** Start Data in this exercise **

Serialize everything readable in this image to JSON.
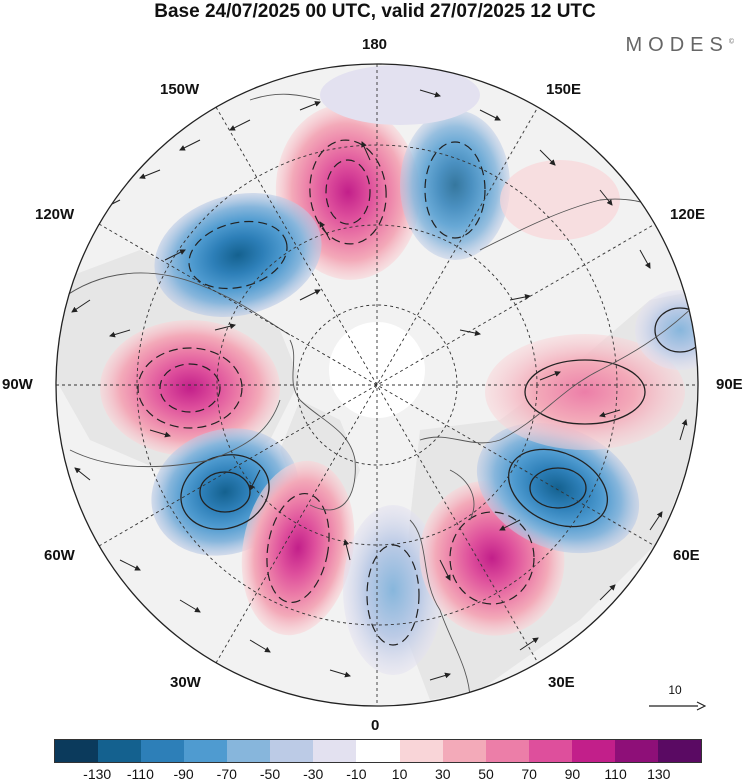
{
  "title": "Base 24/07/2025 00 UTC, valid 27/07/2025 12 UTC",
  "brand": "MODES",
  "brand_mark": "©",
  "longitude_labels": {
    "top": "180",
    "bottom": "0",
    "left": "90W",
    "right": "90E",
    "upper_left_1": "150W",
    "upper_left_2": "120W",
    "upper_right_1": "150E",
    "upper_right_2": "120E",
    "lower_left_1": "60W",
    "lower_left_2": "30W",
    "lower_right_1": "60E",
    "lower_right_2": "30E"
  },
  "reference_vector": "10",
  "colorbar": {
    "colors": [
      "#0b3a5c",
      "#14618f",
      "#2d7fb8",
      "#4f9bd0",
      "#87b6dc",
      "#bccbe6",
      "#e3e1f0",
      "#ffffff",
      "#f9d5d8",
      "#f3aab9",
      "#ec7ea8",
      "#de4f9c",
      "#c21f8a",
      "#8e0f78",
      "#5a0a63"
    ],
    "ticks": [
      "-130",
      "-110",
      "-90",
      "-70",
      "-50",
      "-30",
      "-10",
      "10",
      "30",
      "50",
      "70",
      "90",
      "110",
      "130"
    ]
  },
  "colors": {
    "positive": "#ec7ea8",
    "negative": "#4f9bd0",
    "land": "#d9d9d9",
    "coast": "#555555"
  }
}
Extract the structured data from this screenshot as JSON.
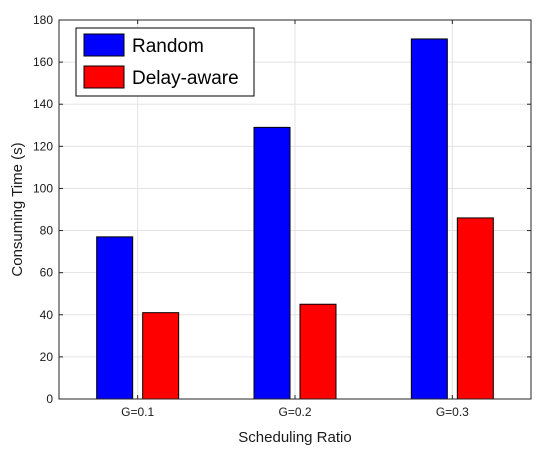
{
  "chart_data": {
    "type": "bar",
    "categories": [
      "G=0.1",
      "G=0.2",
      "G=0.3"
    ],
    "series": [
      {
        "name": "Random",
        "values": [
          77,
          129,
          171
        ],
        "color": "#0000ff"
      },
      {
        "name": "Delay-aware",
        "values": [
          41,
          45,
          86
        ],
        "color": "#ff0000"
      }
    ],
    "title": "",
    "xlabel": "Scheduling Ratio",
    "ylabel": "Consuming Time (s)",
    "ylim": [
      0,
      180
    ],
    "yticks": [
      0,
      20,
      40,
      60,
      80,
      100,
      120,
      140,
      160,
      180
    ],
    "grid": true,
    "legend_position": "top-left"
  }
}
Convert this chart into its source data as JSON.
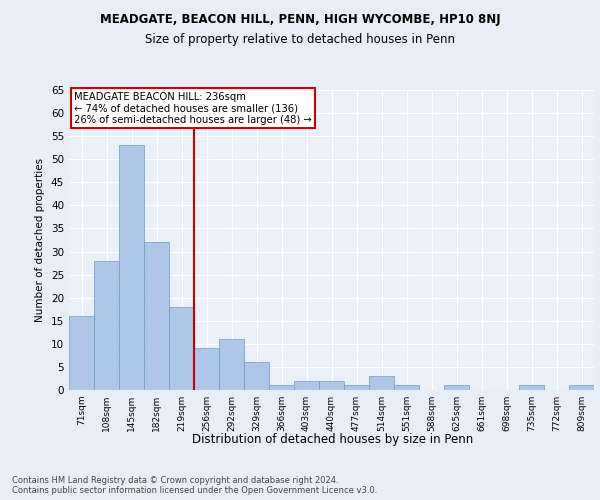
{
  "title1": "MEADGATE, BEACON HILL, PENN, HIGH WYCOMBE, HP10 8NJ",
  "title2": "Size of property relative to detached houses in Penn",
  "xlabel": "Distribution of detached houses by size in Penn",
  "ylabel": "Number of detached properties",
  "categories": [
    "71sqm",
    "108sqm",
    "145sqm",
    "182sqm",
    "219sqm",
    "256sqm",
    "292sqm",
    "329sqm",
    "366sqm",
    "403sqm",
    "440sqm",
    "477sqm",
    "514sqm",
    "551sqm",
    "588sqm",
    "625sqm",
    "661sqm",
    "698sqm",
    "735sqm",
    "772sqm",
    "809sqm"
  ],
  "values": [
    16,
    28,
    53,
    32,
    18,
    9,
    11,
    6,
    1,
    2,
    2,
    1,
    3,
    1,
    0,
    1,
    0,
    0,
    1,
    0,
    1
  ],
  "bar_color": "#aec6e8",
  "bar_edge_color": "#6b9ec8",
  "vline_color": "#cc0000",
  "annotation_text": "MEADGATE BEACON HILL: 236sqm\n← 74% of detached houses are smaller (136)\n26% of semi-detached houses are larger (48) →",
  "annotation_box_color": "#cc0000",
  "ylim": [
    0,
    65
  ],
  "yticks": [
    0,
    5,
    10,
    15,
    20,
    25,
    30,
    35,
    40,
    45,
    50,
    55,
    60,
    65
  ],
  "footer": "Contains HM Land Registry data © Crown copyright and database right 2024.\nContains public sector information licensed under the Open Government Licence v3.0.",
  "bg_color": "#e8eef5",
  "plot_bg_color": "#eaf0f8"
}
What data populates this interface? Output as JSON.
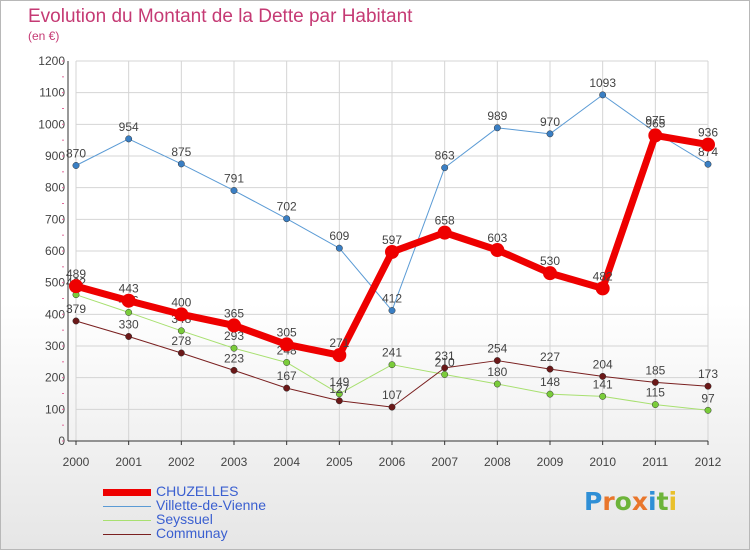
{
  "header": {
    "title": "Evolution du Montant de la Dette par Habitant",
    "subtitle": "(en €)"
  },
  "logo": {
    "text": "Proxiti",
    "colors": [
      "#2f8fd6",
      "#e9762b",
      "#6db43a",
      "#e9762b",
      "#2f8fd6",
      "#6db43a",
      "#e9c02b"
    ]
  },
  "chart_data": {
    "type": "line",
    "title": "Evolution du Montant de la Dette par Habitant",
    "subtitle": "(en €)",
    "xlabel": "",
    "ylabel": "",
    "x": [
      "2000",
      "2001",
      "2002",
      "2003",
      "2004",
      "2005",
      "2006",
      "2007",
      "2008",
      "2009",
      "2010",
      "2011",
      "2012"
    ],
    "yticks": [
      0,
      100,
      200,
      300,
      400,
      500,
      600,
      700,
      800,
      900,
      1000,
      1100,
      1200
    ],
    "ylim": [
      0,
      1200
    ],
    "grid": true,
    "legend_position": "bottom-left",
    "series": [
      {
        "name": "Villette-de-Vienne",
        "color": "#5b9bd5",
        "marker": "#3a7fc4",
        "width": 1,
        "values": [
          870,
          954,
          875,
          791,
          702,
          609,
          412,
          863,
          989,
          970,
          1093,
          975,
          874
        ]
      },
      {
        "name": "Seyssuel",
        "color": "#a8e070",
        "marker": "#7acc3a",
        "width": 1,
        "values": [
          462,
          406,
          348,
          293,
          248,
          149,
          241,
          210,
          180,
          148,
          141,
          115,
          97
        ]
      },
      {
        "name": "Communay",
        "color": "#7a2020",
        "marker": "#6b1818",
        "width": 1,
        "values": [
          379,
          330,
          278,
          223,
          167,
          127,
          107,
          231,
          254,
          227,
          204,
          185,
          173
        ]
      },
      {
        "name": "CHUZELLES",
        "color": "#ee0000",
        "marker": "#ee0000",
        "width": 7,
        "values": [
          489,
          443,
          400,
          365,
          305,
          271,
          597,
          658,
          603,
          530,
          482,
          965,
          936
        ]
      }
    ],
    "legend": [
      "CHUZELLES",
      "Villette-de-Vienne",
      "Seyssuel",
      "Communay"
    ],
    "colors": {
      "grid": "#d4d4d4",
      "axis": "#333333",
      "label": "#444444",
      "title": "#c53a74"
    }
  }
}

** End Data in this exercise **

### Problem requirements:
Count the lines above in which the word "MEADGATE" appears, then state only that count.

### The solution:
2